The task:
Exactly reproduce each record listed below.

Exercise materials:
****************
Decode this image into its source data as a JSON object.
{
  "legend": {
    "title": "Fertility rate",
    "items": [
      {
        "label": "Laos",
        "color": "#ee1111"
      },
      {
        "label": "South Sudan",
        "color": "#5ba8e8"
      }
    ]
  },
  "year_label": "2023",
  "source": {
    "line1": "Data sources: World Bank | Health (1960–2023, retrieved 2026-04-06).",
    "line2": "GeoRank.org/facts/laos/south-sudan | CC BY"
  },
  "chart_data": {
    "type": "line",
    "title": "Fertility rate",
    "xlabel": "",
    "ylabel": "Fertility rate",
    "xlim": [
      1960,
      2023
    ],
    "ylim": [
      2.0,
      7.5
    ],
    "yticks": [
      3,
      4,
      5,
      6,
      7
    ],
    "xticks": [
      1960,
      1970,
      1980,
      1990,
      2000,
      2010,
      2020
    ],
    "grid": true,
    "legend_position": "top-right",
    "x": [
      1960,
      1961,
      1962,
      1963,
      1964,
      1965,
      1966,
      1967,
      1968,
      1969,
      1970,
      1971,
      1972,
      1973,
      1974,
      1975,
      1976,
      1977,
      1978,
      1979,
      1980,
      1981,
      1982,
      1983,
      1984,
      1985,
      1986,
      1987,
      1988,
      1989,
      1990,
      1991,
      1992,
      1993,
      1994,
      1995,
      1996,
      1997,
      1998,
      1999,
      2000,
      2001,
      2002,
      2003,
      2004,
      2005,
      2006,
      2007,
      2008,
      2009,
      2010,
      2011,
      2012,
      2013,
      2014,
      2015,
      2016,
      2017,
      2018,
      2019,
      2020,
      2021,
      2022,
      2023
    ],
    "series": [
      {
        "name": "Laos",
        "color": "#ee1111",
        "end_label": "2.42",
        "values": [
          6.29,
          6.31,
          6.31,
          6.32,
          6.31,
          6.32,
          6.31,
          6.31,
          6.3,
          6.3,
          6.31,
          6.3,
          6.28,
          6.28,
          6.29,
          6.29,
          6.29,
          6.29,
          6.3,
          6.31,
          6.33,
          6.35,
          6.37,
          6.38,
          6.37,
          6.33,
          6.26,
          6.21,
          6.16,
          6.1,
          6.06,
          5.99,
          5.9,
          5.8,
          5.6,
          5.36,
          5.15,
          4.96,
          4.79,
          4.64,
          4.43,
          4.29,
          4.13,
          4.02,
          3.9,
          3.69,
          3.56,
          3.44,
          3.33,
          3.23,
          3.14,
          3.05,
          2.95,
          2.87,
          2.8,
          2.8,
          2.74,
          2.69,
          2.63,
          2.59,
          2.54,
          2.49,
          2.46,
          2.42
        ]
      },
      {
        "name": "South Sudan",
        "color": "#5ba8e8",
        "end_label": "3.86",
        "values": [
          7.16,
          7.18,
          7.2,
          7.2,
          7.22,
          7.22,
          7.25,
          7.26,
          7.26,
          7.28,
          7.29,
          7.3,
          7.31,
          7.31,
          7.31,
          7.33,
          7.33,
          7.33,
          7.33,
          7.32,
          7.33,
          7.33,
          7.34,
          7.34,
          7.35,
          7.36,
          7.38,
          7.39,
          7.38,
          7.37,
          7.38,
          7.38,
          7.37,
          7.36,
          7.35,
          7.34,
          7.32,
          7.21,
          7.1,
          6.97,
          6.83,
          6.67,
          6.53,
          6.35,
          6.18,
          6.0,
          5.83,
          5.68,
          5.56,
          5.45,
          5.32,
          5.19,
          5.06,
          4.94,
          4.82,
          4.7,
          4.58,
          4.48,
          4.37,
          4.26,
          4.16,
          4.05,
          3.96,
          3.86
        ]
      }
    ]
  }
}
****************
Task result:
Decode this image into its source data as a JSON object.
{
  "legend": {
    "title": "Fertility rate",
    "items": [
      {
        "label": "Laos",
        "color": "#ee1111"
      },
      {
        "label": "South Sudan",
        "color": "#5ba8e8"
      }
    ]
  },
  "year_label": "2023",
  "source": {
    "line1": "Data sources: World Bank | Health (1960–2023, retrieved 2026-04-06).",
    "line2": "GeoRank.org/facts/laos/south-sudan | CC BY"
  },
  "chart_data": {
    "type": "line",
    "title": "Fertility rate",
    "xlabel": "",
    "ylabel": "Fertility rate",
    "xlim": [
      1960,
      2023
    ],
    "ylim": [
      2.0,
      7.5
    ],
    "yticks": [
      3,
      4,
      5,
      6,
      7
    ],
    "xticks": [
      1960,
      1970,
      1980,
      1990,
      2000,
      2010,
      2020
    ],
    "grid": true,
    "legend_position": "top-right",
    "x": [
      1960,
      1961,
      1962,
      1963,
      1964,
      1965,
      1966,
      1967,
      1968,
      1969,
      1970,
      1971,
      1972,
      1973,
      1974,
      1975,
      1976,
      1977,
      1978,
      1979,
      1980,
      1981,
      1982,
      1983,
      1984,
      1985,
      1986,
      1987,
      1988,
      1989,
      1990,
      1991,
      1992,
      1993,
      1994,
      1995,
      1996,
      1997,
      1998,
      1999,
      2000,
      2001,
      2002,
      2003,
      2004,
      2005,
      2006,
      2007,
      2008,
      2009,
      2010,
      2011,
      2012,
      2013,
      2014,
      2015,
      2016,
      2017,
      2018,
      2019,
      2020,
      2021,
      2022,
      2023
    ],
    "series": [
      {
        "name": "Laos",
        "color": "#ee1111",
        "end_label": "2.42",
        "values": [
          6.29,
          6.31,
          6.31,
          6.32,
          6.31,
          6.32,
          6.31,
          6.31,
          6.3,
          6.3,
          6.31,
          6.3,
          6.28,
          6.28,
          6.29,
          6.29,
          6.29,
          6.29,
          6.3,
          6.31,
          6.33,
          6.35,
          6.37,
          6.38,
          6.37,
          6.33,
          6.26,
          6.21,
          6.16,
          6.1,
          6.06,
          5.99,
          5.9,
          5.8,
          5.6,
          5.36,
          5.15,
          4.96,
          4.79,
          4.64,
          4.43,
          4.29,
          4.13,
          4.02,
          3.9,
          3.69,
          3.56,
          3.44,
          3.33,
          3.23,
          3.14,
          3.05,
          2.95,
          2.87,
          2.8,
          2.8,
          2.74,
          2.69,
          2.63,
          2.59,
          2.54,
          2.49,
          2.46,
          2.42
        ]
      },
      {
        "name": "South Sudan",
        "color": "#5ba8e8",
        "end_label": "3.86",
        "values": [
          7.16,
          7.18,
          7.2,
          7.2,
          7.22,
          7.22,
          7.25,
          7.26,
          7.26,
          7.28,
          7.29,
          7.3,
          7.31,
          7.31,
          7.31,
          7.33,
          7.33,
          7.33,
          7.33,
          7.32,
          7.33,
          7.33,
          7.34,
          7.34,
          7.35,
          7.36,
          7.38,
          7.39,
          7.38,
          7.37,
          7.38,
          7.38,
          7.37,
          7.36,
          7.35,
          7.34,
          7.32,
          7.21,
          7.1,
          6.97,
          6.83,
          6.67,
          6.53,
          6.35,
          6.18,
          6.0,
          5.83,
          5.68,
          5.56,
          5.45,
          5.32,
          5.19,
          5.06,
          4.94,
          4.82,
          4.7,
          4.58,
          4.48,
          4.37,
          4.26,
          4.16,
          4.05,
          3.96,
          3.86
        ]
      }
    ]
  }
}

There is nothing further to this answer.